Extracted text:
## BEGIN

Live Report represented the United Kingdom in the Eurovision Song Contest 1989 with the song "Why Do I Always Get It Wrong", which placed 2nd in Lausanne, Switzerland.

Before Eurovision

A Song for Europe 1989 
A Song for Europe 1989 was a very dis-jointed final. The original singer chosen for "Back in the Groove" was to have been Garry Gibb; the song "Shame" was to have been sung by its writer, Marwenna Haver, and the song that won had its name and the name of the performer changed.

The final was held on 24 March 1989 from Studio 6, at Television Centre, London, featuring eight songs and hosted by Terry Wogan on BBC1. A separate results show was broadcast on BBC1 the same evening. BBC Radio 2 simulcast the final and also broadcast the results show, both with commentary by Ken Bruce.

The eight songs in contention to represent the United Kingdom were premiered in various programmes on BBC Radio 2 between 20 and 23 March.

The BBC Concert Orchestra under the direction of Ronnie Hazlehurst as conductor accompanied all but the winning song, but despite performing live, the orchestra were off-screen, behind the set. Hazlehurst conducted two live keyboard players who accompanied the UK entry’s backing track at the Eurovision final in Lausanne.

## END

Given information:

## BEGIN

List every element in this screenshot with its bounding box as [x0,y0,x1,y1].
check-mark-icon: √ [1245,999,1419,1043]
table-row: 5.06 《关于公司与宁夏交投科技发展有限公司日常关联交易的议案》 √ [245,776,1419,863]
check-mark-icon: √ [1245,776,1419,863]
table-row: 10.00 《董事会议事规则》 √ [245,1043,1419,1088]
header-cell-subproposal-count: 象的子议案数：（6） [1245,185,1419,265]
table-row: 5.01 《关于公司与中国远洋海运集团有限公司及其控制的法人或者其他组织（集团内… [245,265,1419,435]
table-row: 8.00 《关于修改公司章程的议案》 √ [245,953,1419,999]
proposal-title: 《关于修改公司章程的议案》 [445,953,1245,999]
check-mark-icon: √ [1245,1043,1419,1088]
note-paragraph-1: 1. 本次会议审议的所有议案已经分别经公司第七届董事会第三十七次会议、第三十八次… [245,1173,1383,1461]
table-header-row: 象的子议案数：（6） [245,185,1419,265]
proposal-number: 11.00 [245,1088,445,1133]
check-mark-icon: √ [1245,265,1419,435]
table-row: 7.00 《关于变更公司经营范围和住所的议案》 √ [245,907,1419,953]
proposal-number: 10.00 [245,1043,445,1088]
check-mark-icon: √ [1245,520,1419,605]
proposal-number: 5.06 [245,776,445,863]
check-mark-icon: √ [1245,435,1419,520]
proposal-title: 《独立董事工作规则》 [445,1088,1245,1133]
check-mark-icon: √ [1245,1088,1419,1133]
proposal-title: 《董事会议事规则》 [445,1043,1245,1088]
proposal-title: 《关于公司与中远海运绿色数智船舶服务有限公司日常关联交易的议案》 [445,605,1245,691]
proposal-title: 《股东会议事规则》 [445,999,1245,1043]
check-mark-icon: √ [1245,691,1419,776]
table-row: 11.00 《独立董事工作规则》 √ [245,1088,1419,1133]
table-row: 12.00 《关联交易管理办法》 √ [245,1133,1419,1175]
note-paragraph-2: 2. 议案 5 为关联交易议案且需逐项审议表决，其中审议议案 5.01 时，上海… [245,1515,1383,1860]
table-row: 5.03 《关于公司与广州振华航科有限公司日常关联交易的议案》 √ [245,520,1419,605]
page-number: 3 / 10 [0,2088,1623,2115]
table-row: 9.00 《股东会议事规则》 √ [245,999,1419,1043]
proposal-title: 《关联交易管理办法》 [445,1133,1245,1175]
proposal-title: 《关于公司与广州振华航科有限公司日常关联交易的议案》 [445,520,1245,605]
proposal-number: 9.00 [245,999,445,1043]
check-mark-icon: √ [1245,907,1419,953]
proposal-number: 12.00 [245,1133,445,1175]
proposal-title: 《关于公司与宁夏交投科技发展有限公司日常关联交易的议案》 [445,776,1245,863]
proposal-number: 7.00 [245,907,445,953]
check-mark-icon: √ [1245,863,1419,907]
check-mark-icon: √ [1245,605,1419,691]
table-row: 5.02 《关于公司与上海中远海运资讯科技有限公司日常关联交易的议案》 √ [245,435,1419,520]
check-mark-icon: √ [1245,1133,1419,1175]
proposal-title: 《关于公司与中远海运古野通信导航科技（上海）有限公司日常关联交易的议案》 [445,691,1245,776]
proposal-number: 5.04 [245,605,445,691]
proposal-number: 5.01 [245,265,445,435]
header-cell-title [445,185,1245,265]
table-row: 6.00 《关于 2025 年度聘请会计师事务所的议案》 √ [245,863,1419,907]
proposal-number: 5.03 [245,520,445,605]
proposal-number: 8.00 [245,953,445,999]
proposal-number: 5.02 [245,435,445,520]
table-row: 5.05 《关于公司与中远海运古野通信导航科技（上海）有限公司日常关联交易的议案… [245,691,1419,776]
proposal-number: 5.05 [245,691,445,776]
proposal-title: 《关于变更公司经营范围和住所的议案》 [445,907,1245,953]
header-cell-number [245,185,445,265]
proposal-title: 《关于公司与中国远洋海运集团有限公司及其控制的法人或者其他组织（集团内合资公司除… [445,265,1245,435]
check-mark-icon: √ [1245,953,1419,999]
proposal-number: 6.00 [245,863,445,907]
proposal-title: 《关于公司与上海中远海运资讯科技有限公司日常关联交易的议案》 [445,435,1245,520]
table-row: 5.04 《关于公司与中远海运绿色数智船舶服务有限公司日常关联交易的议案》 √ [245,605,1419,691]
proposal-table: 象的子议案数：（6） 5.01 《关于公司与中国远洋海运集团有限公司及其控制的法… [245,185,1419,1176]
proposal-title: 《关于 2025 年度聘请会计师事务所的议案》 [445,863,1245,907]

## END

Directions:
1. Explain why the article on the United Kingdom's 1989 Eurovision entry calls A Song for Europe 1989 "a very dis-jointed final." Answer in one to three sentences.
2. According to the article on the United Kingdom's 1989 Eurovision entry, where was the A Song for Europe final held?
3. Continue the article on the United Kingdom's 1989 Eurovision entry from its last sentence.

Task-by-task answers:
1. The article calls the final disjointed because several entries changed before it. The original singer chosen for "Back in the Groove" was to have been Garry Gibb, and "Shame" was to have been sung by its writer, Marwenna Haver. The winning song also had both its name and its performer's name changed.

2. It was held in Studio 6 at Television Centre, London.

3.
For the second year running, the BBC convened a panel to pass comment on each of the songs. The panel comprised Deke Arlon, Gary Davies, Leslie Bricusse, and former Eurovision winner Lulu.

There were 300,000 televotes cast in 90 minutes of telephone lines being open for voting.

UK Discography 
Frankie Johnson - Back In The Groove: Polydor FJ2 (7" Single)/FJX2 (12" Single).
Elkie Brooks - Shame: Telstar STATS2394.
Julie C - You Stepped Out Of My Dreams: Sonet SON2343 (7" Single)/SONL2343 (12" Single).
Live Report - Why Do I Always Get It Wrong: Brouhaha CUE7 (7" Single)/12CUE7 (12" Single).

At Eurovision
The 1989 contest was staged at the Palais de Beaulieu in Lausanne, Switzerland on 6 May. 22 countries participated, and the UK performed seventh on the night. Live Report took second place with 130 points, seven points behind the winners, Yugoslavia.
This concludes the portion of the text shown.